Task input:
--------------------
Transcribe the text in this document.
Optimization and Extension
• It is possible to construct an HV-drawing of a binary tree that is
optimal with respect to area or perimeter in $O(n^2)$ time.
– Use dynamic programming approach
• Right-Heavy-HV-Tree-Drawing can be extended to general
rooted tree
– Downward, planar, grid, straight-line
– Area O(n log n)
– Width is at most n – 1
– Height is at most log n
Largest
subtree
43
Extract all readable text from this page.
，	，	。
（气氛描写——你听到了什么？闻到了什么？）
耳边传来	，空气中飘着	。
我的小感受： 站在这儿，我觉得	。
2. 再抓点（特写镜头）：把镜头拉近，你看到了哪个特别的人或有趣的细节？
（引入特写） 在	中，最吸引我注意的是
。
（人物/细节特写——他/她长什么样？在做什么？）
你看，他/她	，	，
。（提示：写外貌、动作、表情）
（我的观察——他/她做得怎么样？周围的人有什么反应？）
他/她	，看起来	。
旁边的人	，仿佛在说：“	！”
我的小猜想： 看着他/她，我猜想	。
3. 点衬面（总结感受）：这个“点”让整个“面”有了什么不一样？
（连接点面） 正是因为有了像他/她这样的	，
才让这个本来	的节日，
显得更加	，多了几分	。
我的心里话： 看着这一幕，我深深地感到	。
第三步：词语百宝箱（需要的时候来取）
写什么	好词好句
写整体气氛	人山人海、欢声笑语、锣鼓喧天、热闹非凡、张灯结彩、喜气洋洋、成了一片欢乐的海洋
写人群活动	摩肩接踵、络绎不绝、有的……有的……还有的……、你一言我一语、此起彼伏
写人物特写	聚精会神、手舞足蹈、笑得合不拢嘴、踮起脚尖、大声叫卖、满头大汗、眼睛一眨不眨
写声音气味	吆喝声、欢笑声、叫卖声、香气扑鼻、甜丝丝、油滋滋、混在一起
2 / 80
--------------------
Problem to work on: Word for word, extract all the records.

Written response:
Transcribe the text in this document.
Optimization and Extension
• It is possible to construct an HV-drawing of a binary tree that is
optimal with respect to area or perimeter in $O(n^2)$ time.
– Use dynamic programming approach
• Right-Heavy-HV-Tree-Drawing can be extended to general
rooted tree
– Downward, planar, grid, straight-line
– Area O(n log n)
– Width is at most n – 1
– Height is at most log n
Largest
subtree
43
Extract all readable text from this page.
，	，	。
（气氛描写——你听到了什么？闻到了什么？）
耳边传来	，空气中飘着	。
我的小感受： 站在这儿，我觉得	。
2. 再抓点（特写镜头）：把镜头拉近，你看到了哪个特别的人或有趣的细节？
（引入特写） 在	中，最吸引我注意的是
。
（人物/细节特写——他/她长什么样？在做什么？）
你看，他/她	，	，
。（提示：写外貌、动作、表情）
（我的观察——他/她做得怎么样？周围的人有什么反应？）
他/她	，看起来	。
旁边的人	，仿佛在说：“	！”
我的小猜想： 看着他/她，我猜想	。
3. 点衬面（总结感受）：这个“点”让整个“面”有了什么不一样？
（连接点面） 正是因为有了像他/她这样的	，
才让这个本来	的节日，
显得更加	，多了几分	。
我的心里话： 看着这一幕，我深深地感到	。
第三步：词语百宝箱（需要的时候来取）
写什么	好词好句
写整体气氛	人山人海、欢声笑语、锣鼓喧天、热闹非凡、张灯结彩、喜气洋洋、成了一片欢乐的海洋
写人群活动	摩肩接踵、络绎不绝、有的……有的……还有的……、你一言我一语、此起彼伏
写人物特写	聚精会神、手舞足蹈、笑得合不拢嘴、踮起脚尖、大声叫卖、满头大汗、眼睛一眨不眨
写声音气味	吆喝声、欢笑声、叫卖声、香气扑鼻、甜丝丝、油滋滋、混在一起
2 / 80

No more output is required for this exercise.